Work to complete
Retype each entry below exactly as it stands.

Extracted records
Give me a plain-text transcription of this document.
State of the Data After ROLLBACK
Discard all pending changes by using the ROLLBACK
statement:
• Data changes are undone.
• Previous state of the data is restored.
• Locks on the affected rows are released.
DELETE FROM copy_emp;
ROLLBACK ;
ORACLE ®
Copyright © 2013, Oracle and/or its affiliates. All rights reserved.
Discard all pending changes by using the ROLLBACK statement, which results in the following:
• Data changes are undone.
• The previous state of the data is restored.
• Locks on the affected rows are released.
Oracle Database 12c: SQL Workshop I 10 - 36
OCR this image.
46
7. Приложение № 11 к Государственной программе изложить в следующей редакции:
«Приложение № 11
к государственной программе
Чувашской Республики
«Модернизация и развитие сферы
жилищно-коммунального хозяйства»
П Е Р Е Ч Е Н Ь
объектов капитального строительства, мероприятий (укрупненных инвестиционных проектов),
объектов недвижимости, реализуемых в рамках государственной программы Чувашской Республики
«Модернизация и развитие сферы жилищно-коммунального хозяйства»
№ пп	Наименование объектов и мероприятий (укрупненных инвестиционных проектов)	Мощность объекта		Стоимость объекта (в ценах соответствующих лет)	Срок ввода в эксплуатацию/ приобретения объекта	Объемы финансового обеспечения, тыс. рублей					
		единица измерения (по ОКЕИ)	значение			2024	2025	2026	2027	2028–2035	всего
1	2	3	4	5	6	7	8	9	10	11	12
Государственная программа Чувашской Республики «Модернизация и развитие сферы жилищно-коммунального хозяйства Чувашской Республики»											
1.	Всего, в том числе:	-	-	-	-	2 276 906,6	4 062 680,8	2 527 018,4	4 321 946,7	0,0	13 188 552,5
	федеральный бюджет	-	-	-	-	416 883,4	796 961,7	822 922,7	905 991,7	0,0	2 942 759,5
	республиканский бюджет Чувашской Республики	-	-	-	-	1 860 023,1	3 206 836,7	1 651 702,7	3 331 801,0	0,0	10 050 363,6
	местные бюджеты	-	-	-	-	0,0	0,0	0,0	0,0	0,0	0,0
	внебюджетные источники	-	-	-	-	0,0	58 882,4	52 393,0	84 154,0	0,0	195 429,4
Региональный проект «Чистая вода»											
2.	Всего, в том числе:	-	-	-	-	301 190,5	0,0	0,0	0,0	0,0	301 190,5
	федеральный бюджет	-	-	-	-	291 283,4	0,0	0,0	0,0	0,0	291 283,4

Exercise solution
Give me a plain-text transcription of this document.
State of the Data After ROLLBACK
Discard all pending changes by using the ROLLBACK
statement:
• Data changes are undone.
• Previous state of the data is restored.
• Locks on the affected rows are released.
DELETE FROM copy_emp;
ROLLBACK ;
ORACLE ®
Copyright © 2013, Oracle and/or its affiliates. All rights reserved.
Discard all pending changes by using the ROLLBACK statement, which results in the following:
• Data changes are undone.
• The previous state of the data is restored.
• Locks on the affected rows are released.
Oracle Database 12c: SQL Workshop I 10 - 36
OCR this image.
46
7. Приложение № 11 к Государственной программе изложить в следующей редакции:
«Приложение № 11
к государственной программе
Чувашской Республики
«Модернизация и развитие сферы
жилищно-коммунального хозяйства»
П Е Р Е Ч Е Н Ь
объектов капитального строительства, мероприятий (укрупненных инвестиционных проектов),
объектов недвижимости, реализуемых в рамках государственной программы Чувашской Республики
«Модернизация и развитие сферы жилищно-коммунального хозяйства»
№ пп	Наименование объектов и мероприятий (укрупненных инвестиционных проектов)	Мощность объекта		Стоимость объекта (в ценах соответствующих лет)	Срок ввода в эксплуатацию/ приобретения объекта	Объемы финансового обеспечения, тыс. рублей					
		единица измерения (по ОКЕИ)	значение			2024	2025	2026	2027	2028–2035	всего
1	2	3	4	5	6	7	8	9	10	11	12
Государственная программа Чувашской Республики «Модернизация и развитие сферы жилищно-коммунального хозяйства Чувашской Республики»											
1.	Всего, в том числе:	-	-	-	-	2 276 906,6	4 062 680,8	2 527 018,4	4 321 946,7	0,0	13 188 552,5
	федеральный бюджет	-	-	-	-	416 883,4	796 961,7	822 922,7	905 991,7	0,0	2 942 759,5
	республиканский бюджет Чувашской Республики	-	-	-	-	1 860 023,1	3 206 836,7	1 651 702,7	3 331 801,0	0,0	10 050 363,6
	местные бюджеты	-	-	-	-	0,0	0,0	0,0	0,0	0,0	0,0
	внебюджетные источники	-	-	-	-	0,0	58 882,4	52 393,0	84 154,0	0,0	195 429,4
Региональный проект «Чистая вода»											
2.	Всего, в том числе:	-	-	-	-	301 190,5	0,0	0,0	0,0	0,0	301 190,5
	федеральный бюджет	-	-	-	-	291 283,4	0,0	0,0	0,0	0,0	291 283,4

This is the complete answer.